START

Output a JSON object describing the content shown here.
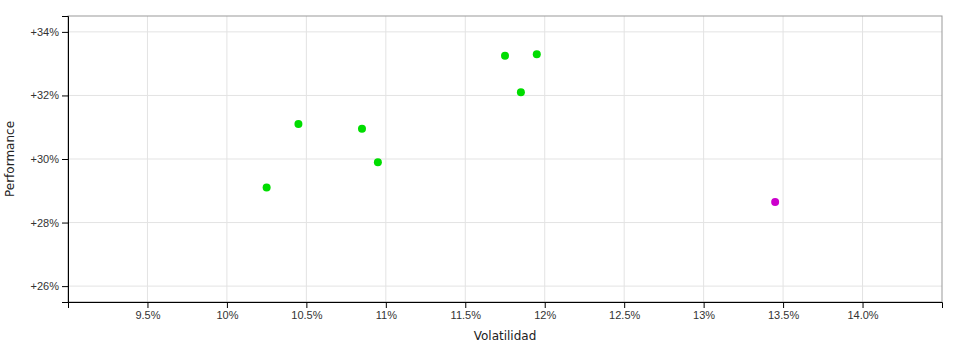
{
  "chart_data": {
    "type": "scatter",
    "xlabel": "Volatilidad",
    "ylabel": "Performance",
    "xlim": [
      0.09,
      0.145
    ],
    "ylim": [
      0.255,
      0.345
    ],
    "xticks": [
      {
        "value": 0.095,
        "label": "9.5%"
      },
      {
        "value": 0.1,
        "label": "10%"
      },
      {
        "value": 0.105,
        "label": "10.5%"
      },
      {
        "value": 0.11,
        "label": "11%"
      },
      {
        "value": 0.115,
        "label": "11.5%"
      },
      {
        "value": 0.12,
        "label": "12%"
      },
      {
        "value": 0.125,
        "label": "12.5%"
      },
      {
        "value": 0.13,
        "label": "13%"
      },
      {
        "value": 0.135,
        "label": "13.5%"
      },
      {
        "value": 0.14,
        "label": "14.0%"
      }
    ],
    "yticks": [
      {
        "value": 0.26,
        "label": "+26%"
      },
      {
        "value": 0.28,
        "label": "+28%"
      },
      {
        "value": 0.3,
        "label": "+30%"
      },
      {
        "value": 0.32,
        "label": "+32%"
      },
      {
        "value": 0.34,
        "label": "+34%"
      }
    ],
    "grid": true,
    "series": [
      {
        "color": "#00dd00",
        "x": [
          0.1025,
          0.1045,
          0.1085,
          0.1095,
          0.1175,
          0.1195,
          0.1185
        ],
        "values": [
          0.291,
          0.311,
          0.3095,
          0.299,
          0.3325,
          0.333,
          0.321
        ]
      },
      {
        "color": "#cc00cc",
        "x": [
          0.1345
        ],
        "values": [
          0.2865
        ]
      }
    ]
  }
}
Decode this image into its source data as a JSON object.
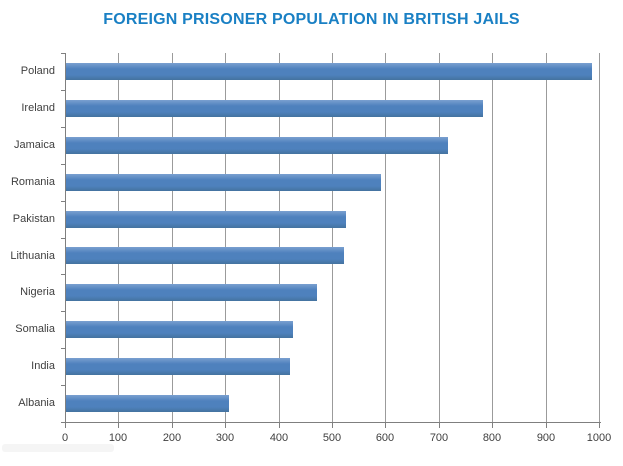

END

» **What the task requires**
Work out how many lines above have the string "JSON" in them, and give only the number.

» **Task result**
2